*INPUT ROWS*.

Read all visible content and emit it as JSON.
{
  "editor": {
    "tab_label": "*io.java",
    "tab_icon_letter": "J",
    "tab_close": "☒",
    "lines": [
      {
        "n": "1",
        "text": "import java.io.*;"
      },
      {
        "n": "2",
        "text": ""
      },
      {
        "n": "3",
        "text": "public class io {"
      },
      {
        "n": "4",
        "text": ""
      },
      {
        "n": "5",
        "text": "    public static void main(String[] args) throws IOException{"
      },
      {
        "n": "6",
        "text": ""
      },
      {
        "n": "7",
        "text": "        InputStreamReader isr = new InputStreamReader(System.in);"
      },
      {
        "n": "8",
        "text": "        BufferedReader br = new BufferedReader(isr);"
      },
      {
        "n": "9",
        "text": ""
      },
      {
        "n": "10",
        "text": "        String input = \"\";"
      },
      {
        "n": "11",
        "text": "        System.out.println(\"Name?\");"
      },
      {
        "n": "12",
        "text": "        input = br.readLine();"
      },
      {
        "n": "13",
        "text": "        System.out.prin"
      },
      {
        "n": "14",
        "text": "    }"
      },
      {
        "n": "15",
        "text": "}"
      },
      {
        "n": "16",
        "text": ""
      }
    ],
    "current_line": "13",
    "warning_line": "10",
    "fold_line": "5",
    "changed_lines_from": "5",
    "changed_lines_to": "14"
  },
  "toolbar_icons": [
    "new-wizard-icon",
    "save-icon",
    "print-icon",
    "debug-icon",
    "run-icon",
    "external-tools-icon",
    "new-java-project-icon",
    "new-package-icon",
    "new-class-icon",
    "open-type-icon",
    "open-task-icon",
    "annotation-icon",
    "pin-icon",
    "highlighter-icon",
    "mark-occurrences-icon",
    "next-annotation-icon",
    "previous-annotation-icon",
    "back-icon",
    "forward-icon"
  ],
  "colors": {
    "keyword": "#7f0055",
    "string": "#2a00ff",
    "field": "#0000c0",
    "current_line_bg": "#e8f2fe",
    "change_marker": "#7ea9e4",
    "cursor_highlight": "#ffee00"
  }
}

*PROBLEM*. Return only the number of lines in the data above that include the word "annotation".

*WRITTEN RESPONSE*. 3